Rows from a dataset
⟨

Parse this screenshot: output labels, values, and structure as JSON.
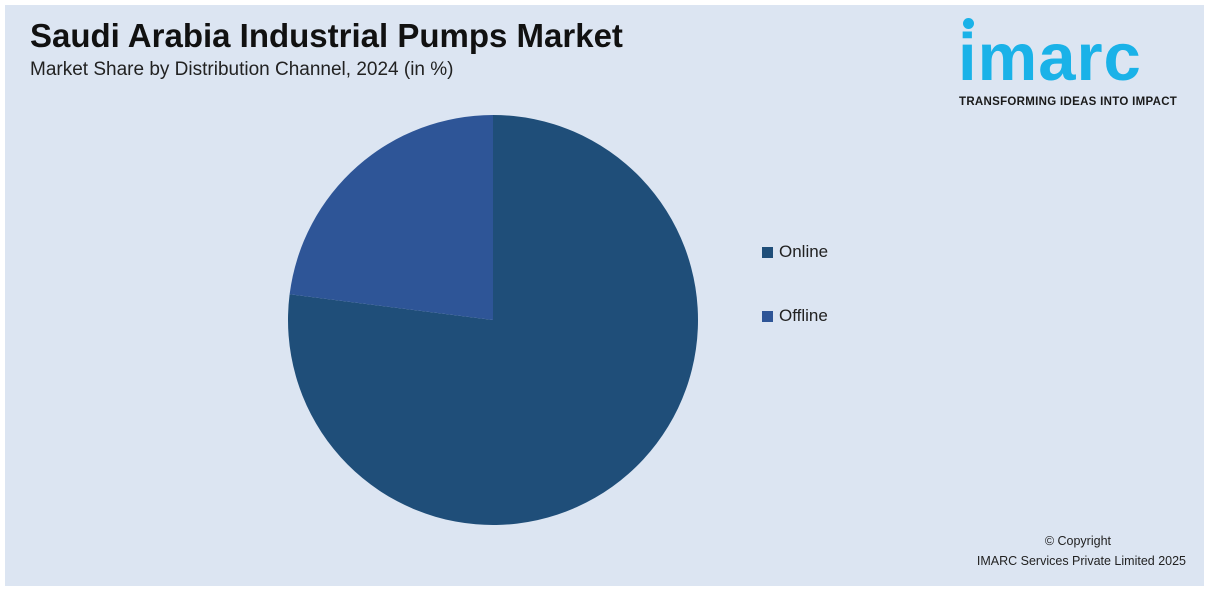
{
  "header": {
    "title": "Saudi Arabia Industrial Pumps Market",
    "subtitle": "Market Share by Distribution Channel, 2024 (in %)"
  },
  "logo": {
    "word": "imarc",
    "tagline": "TRANSFORMING IDEAS INTO IMPACT",
    "color": "#1ab2e8"
  },
  "footer": {
    "copyright_line1": "© Copyright",
    "copyright_line2": "IMARC Services Private Limited 2025"
  },
  "colors": {
    "background": "#dce5f2",
    "online": "#1f4e79",
    "offline": "#2e5597"
  },
  "chart_data": {
    "type": "pie",
    "title": "Saudi Arabia Industrial Pumps Market",
    "subtitle": "Market Share by Distribution Channel, 2024 (in %)",
    "categories": [
      "Online",
      "Offline"
    ],
    "values": [
      77,
      23
    ],
    "colors": [
      "#1f4e79",
      "#2e5597"
    ],
    "legend_position": "right",
    "start_angle": "12 o'clock, clockwise"
  }
}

⟩

| Instructions for the task |
The lines to collect are those holding the string "subtitle"; copy them all.

| Result of this task |
    "subtitle": "Market Share by Distribution Channel, 2024 (in %)"
    "subtitle": "Market Share by Distribution Channel, 2024 (in %)",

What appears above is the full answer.